TASK TO COMPLETE | Retype each line of the material exactly, please, skipping any picture in it.
────────────────
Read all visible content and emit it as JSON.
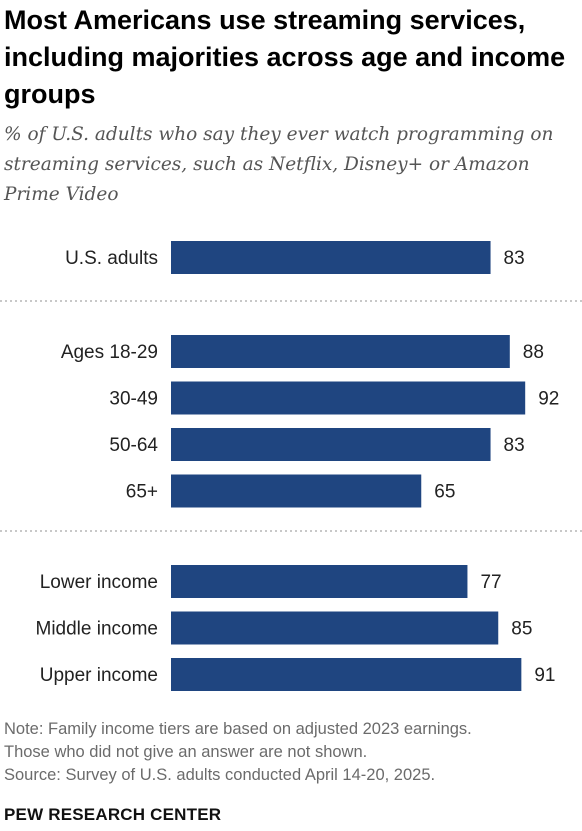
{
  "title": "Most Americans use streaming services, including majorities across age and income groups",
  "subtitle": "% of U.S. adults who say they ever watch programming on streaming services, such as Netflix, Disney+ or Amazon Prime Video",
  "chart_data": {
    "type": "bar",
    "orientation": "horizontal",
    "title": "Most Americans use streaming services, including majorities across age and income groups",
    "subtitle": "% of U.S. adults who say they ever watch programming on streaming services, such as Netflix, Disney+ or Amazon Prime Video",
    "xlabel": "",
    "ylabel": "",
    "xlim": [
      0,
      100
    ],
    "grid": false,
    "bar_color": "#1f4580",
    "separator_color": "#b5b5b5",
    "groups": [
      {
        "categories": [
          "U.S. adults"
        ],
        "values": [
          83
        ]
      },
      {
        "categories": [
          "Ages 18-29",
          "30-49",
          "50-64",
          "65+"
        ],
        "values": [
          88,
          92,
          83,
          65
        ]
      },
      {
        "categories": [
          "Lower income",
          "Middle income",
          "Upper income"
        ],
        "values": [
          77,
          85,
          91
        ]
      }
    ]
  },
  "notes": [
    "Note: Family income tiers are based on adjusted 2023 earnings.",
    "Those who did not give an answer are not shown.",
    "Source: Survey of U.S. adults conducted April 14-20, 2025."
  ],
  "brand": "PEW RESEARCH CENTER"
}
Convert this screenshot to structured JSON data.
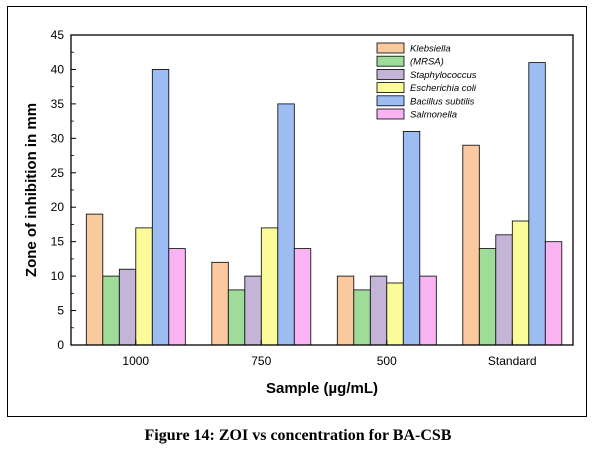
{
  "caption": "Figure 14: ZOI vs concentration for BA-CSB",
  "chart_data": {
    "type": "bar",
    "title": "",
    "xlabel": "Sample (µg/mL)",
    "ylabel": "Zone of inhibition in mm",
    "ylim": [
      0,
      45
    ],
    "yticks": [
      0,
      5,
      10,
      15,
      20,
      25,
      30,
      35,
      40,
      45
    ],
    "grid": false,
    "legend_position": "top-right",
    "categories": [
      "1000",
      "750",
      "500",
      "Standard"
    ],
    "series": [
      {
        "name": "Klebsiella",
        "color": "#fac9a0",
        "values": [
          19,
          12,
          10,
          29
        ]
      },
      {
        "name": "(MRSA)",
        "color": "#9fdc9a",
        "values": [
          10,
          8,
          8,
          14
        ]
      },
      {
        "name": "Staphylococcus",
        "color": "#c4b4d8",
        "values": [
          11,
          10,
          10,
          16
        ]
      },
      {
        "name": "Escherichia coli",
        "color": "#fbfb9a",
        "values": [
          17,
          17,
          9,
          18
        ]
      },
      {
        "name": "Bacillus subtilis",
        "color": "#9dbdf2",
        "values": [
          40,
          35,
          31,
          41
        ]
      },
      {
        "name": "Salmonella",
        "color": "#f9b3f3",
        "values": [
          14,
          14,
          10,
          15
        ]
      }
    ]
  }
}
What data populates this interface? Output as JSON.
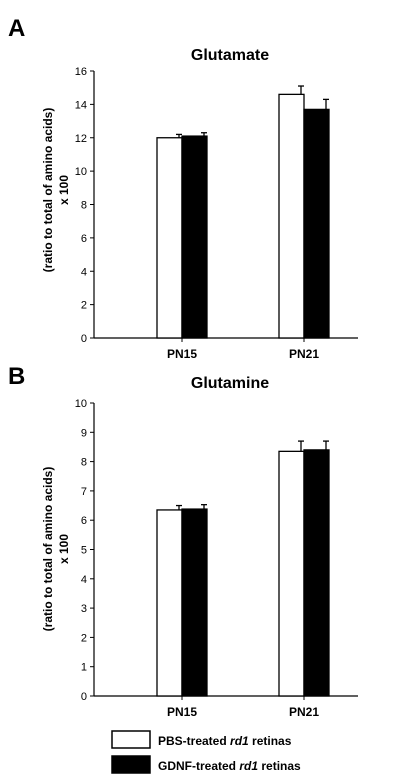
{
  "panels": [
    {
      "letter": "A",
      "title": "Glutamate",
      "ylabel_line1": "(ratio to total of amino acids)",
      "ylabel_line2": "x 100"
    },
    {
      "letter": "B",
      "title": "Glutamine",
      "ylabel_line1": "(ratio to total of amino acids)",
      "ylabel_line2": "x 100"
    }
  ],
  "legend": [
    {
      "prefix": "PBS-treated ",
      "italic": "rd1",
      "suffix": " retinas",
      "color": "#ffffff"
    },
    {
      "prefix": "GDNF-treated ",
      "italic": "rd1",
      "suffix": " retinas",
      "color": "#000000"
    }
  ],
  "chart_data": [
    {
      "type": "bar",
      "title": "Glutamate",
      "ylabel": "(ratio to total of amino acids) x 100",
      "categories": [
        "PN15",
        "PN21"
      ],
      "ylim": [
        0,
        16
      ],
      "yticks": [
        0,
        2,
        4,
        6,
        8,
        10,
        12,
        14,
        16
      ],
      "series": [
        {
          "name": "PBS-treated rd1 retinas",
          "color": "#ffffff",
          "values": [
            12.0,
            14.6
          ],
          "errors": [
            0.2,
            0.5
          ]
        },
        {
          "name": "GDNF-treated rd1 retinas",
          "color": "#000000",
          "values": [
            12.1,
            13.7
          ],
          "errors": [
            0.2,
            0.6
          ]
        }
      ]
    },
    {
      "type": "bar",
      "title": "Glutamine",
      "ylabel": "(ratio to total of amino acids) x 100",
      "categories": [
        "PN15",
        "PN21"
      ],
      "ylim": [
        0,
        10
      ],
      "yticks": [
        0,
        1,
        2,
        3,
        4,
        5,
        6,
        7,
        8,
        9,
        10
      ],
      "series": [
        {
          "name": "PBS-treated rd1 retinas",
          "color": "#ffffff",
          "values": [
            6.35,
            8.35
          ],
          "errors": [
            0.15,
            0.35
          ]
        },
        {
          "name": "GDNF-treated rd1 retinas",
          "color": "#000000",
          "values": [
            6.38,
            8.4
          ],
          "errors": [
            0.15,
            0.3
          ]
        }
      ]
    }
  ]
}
────────────────
TASK ANSWER |
Read all visible content and emit it as JSON.
{
  "title": "Most Americans use streaming services, including majorities across age and income groups",
  "subtitle": "% of U.S. adults who say they ever watch programming on streaming services, such as Netflix, Disney+ or Amazon Prime Video",
  "chart_data": {
    "type": "bar",
    "orientation": "horizontal",
    "title": "Most Americans use streaming services, including majorities across age and income groups",
    "subtitle": "% of U.S. adults who say they ever watch programming on streaming services, such as Netflix, Disney+ or Amazon Prime Video",
    "xlabel": "",
    "ylabel": "",
    "xlim": [
      0,
      100
    ],
    "grid": false,
    "bar_color": "#1f4580",
    "separator_color": "#b5b5b5",
    "groups": [
      {
        "categories": [
          "U.S. adults"
        ],
        "values": [
          83
        ]
      },
      {
        "categories": [
          "Ages 18-29",
          "30-49",
          "50-64",
          "65+"
        ],
        "values": [
          88,
          92,
          83,
          65
        ]
      },
      {
        "categories": [
          "Lower income",
          "Middle income",
          "Upper income"
        ],
        "values": [
          77,
          85,
          91
        ]
      }
    ]
  },
  "notes": [
    "Note: Family income tiers are based on adjusted 2023 earnings.",
    "Those who did not give an answer are not shown.",
    "Source: Survey of U.S. adults conducted April 14-20, 2025."
  ],
  "brand": "PEW RESEARCH CENTER"
}
Convert this screenshot to structured JSON data.
{
  "caption": "Figure 14: ZOI vs concentration for BA-CSB",
  "chart_data": {
    "type": "bar",
    "title": "",
    "xlabel": "Sample (µg/mL)",
    "ylabel": "Zone of inhibition in mm",
    "ylim": [
      0,
      45
    ],
    "yticks": [
      0,
      5,
      10,
      15,
      20,
      25,
      30,
      35,
      40,
      45
    ],
    "grid": false,
    "legend_position": "top-right",
    "categories": [
      "1000",
      "750",
      "500",
      "Standard"
    ],
    "series": [
      {
        "name": "Klebsiella",
        "color": "#fac9a0",
        "values": [
          19,
          12,
          10,
          29
        ]
      },
      {
        "name": "(MRSA)",
        "color": "#9fdc9a",
        "values": [
          10,
          8,
          8,
          14
        ]
      },
      {
        "name": "Staphylococcus",
        "color": "#c4b4d8",
        "values": [
          11,
          10,
          10,
          16
        ]
      },
      {
        "name": "Escherichia coli",
        "color": "#fbfb9a",
        "values": [
          17,
          17,
          9,
          18
        ]
      },
      {
        "name": "Bacillus subtilis",
        "color": "#9dbdf2",
        "values": [
          40,
          35,
          31,
          41
        ]
      },
      {
        "name": "Salmonella",
        "color": "#f9b3f3",
        "values": [
          14,
          14,
          10,
          15
        ]
      }
    ]
  }
}
What data populates this interface? Output as JSON.
{
  "panels": [
    {
      "letter": "A",
      "title": "Glutamate",
      "ylabel_line1": "(ratio to total of amino acids)",
      "ylabel_line2": "x 100"
    },
    {
      "letter": "B",
      "title": "Glutamine",
      "ylabel_line1": "(ratio to total of amino acids)",
      "ylabel_line2": "x 100"
    }
  ],
  "legend": [
    {
      "prefix": "PBS-treated ",
      "italic": "rd1",
      "suffix": " retinas",
      "color": "#ffffff"
    },
    {
      "prefix": "GDNF-treated ",
      "italic": "rd1",
      "suffix": " retinas",
      "color": "#000000"
    }
  ],
  "chart_data": [
    {
      "type": "bar",
      "title": "Glutamate",
      "ylabel": "(ratio to total of amino acids) x 100",
      "categories": [
        "PN15",
        "PN21"
      ],
      "ylim": [
        0,
        16
      ],
      "yticks": [
        0,
        2,
        4,
        6,
        8,
        10,
        12,
        14,
        16
      ],
      "series": [
        {
          "name": "PBS-treated rd1 retinas",
          "color": "#ffffff",
          "values": [
            12.0,
            14.6
          ],
          "errors": [
            0.2,
            0.5
          ]
        },
        {
          "name": "GDNF-treated rd1 retinas",
          "color": "#000000",
          "values": [
            12.1,
            13.7
          ],
          "errors": [
            0.2,
            0.6
          ]
        }
      ]
    },
    {
      "type": "bar",
      "title": "Glutamine",
      "ylabel": "(ratio to total of amino acids) x 100",
      "categories": [
        "PN15",
        "PN21"
      ],
      "ylim": [
        0,
        10
      ],
      "yticks": [
        0,
        1,
        2,
        3,
        4,
        5,
        6,
        7,
        8,
        9,
        10
      ],
      "series": [
        {
          "name": "PBS-treated rd1 retinas",
          "color": "#ffffff",
          "values": [
            6.35,
            8.35
          ],
          "errors": [
            0.15,
            0.35
          ]
        },
        {
          "name": "GDNF-treated rd1 retinas",
          "color": "#000000",
          "values": [
            6.38,
            8.4
          ],
          "errors": [
            0.15,
            0.3
          ]
        }
      ]
    }
  ]
}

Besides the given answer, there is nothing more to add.